Supplied material:
• • • •
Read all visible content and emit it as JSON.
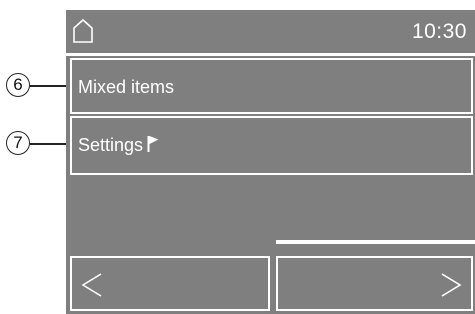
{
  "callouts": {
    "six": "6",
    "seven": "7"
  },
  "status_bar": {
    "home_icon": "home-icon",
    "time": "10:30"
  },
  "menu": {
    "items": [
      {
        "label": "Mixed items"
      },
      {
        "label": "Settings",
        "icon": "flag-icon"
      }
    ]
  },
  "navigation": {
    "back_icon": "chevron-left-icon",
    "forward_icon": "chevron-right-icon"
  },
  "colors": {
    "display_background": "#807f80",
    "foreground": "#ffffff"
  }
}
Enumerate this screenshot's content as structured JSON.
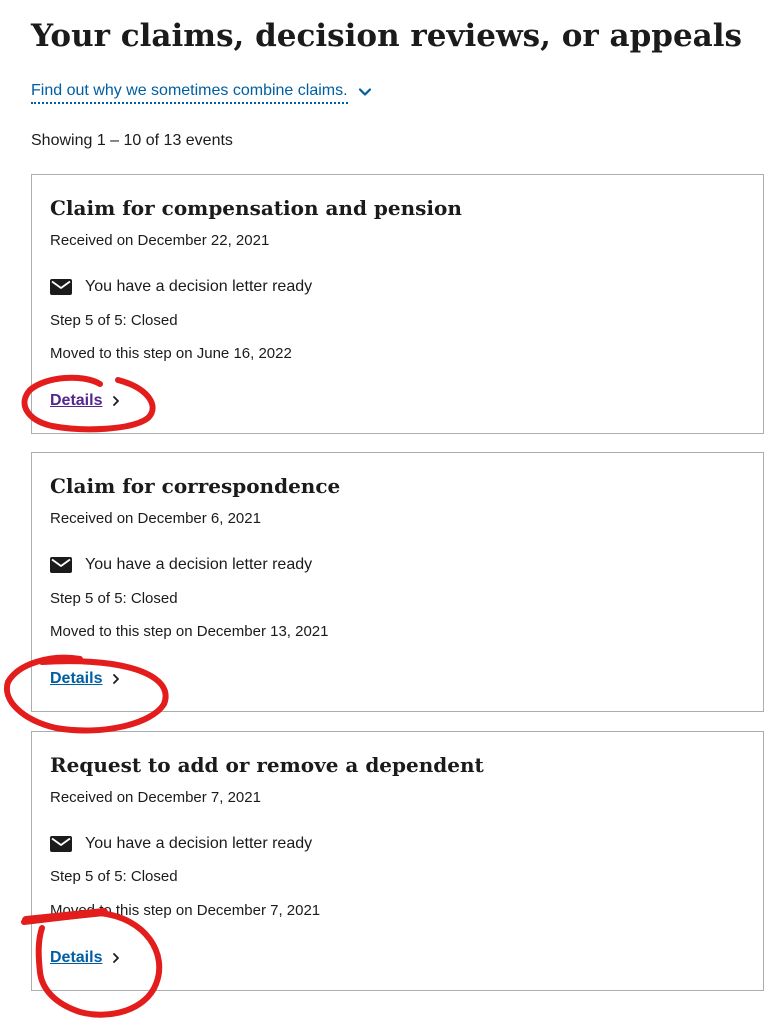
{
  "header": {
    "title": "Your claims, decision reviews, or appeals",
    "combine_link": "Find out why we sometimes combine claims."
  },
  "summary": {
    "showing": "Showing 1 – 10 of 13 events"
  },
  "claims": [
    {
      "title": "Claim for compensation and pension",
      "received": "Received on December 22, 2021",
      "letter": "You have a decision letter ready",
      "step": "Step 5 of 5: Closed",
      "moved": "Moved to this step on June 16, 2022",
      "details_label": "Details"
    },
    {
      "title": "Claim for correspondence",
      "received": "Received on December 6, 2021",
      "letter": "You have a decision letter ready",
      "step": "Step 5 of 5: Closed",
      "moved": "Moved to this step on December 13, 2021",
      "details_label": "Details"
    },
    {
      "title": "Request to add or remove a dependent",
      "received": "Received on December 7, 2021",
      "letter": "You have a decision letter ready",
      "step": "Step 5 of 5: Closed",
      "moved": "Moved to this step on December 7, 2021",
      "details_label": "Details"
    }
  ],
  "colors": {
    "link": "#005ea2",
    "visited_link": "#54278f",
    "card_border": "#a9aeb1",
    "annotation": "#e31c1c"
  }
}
• • • •
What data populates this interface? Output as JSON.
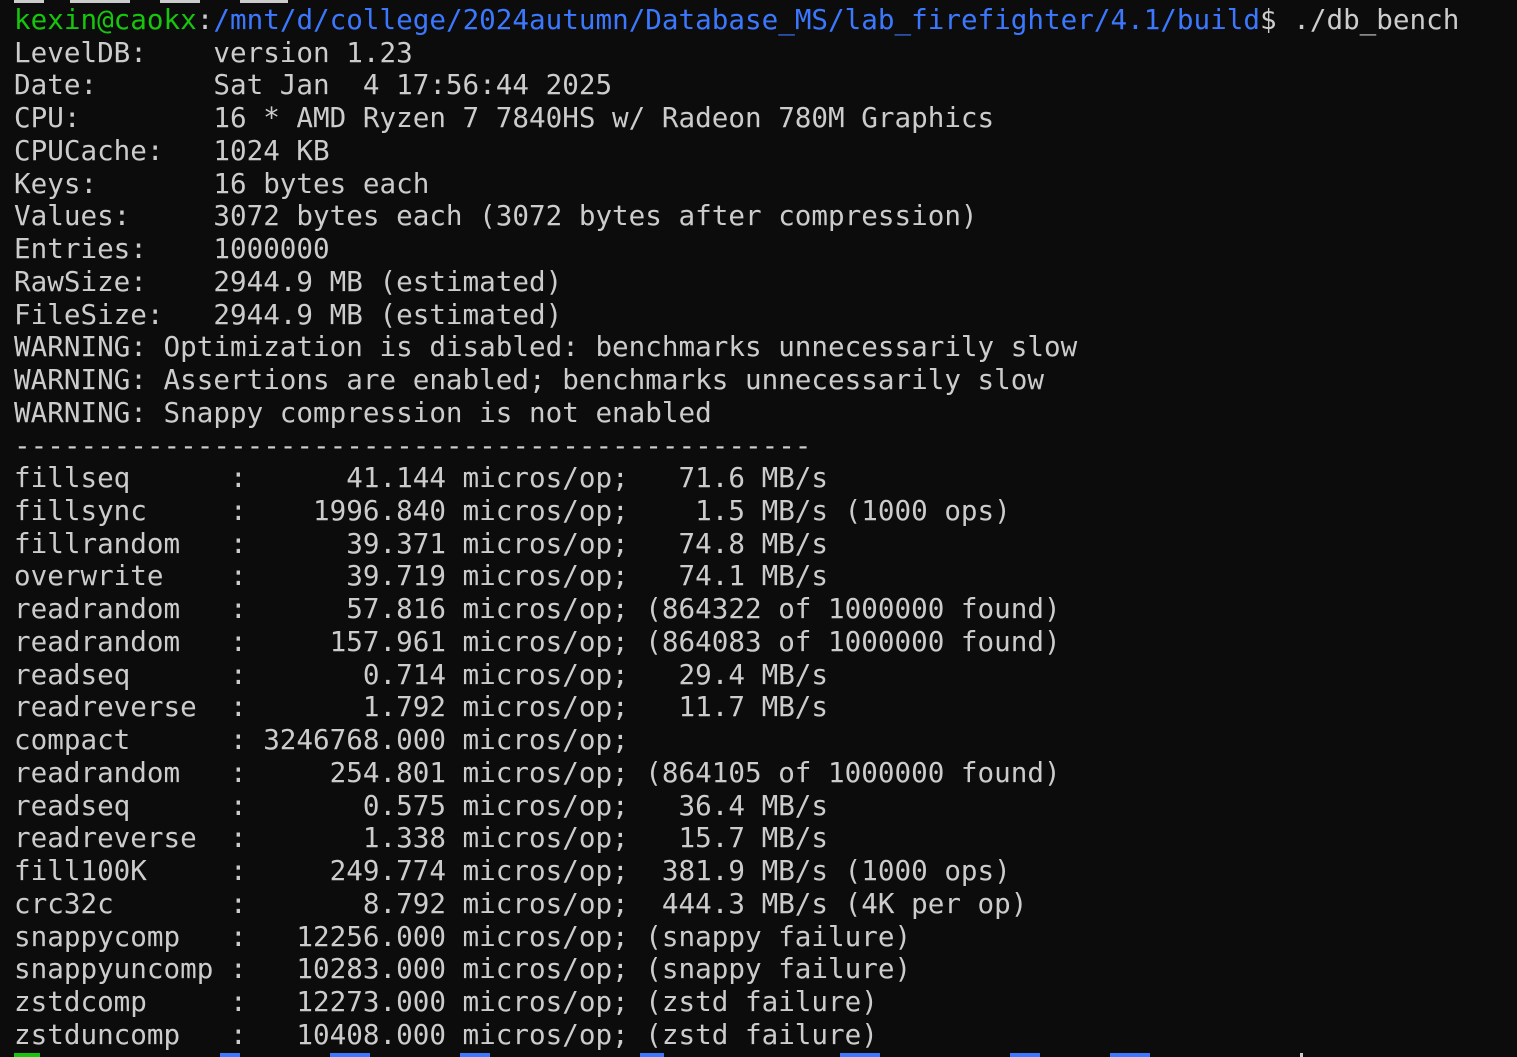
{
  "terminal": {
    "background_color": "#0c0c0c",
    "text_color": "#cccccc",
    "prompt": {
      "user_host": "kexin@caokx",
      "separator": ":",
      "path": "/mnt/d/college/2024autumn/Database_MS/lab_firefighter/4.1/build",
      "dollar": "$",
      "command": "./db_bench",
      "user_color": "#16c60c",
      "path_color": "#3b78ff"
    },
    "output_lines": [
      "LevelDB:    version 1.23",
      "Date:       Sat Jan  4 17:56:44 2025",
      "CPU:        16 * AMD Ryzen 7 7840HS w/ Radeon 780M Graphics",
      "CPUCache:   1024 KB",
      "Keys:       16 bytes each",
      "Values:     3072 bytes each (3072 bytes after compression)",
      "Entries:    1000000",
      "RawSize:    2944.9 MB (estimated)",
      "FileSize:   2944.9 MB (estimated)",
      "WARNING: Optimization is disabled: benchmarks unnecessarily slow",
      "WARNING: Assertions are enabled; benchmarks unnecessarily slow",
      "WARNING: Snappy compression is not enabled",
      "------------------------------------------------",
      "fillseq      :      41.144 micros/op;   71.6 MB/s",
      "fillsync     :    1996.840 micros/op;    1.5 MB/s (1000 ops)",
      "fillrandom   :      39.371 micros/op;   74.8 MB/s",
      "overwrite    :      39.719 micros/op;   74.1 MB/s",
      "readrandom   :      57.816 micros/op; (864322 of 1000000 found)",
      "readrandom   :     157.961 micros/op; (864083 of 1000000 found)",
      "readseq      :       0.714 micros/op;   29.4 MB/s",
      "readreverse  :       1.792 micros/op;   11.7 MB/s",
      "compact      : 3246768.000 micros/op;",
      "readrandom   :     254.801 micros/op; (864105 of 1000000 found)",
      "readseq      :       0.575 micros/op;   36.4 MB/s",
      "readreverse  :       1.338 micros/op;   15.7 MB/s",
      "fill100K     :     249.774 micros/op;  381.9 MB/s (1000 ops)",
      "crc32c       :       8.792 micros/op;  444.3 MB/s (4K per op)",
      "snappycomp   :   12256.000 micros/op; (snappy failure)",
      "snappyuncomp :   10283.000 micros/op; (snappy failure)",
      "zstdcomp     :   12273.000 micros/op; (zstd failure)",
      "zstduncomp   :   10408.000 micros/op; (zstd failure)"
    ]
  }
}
• • • •
The request:
Every line of the listing that holds "readseq" is to be counted; give only the resulting number.

Task answer:
2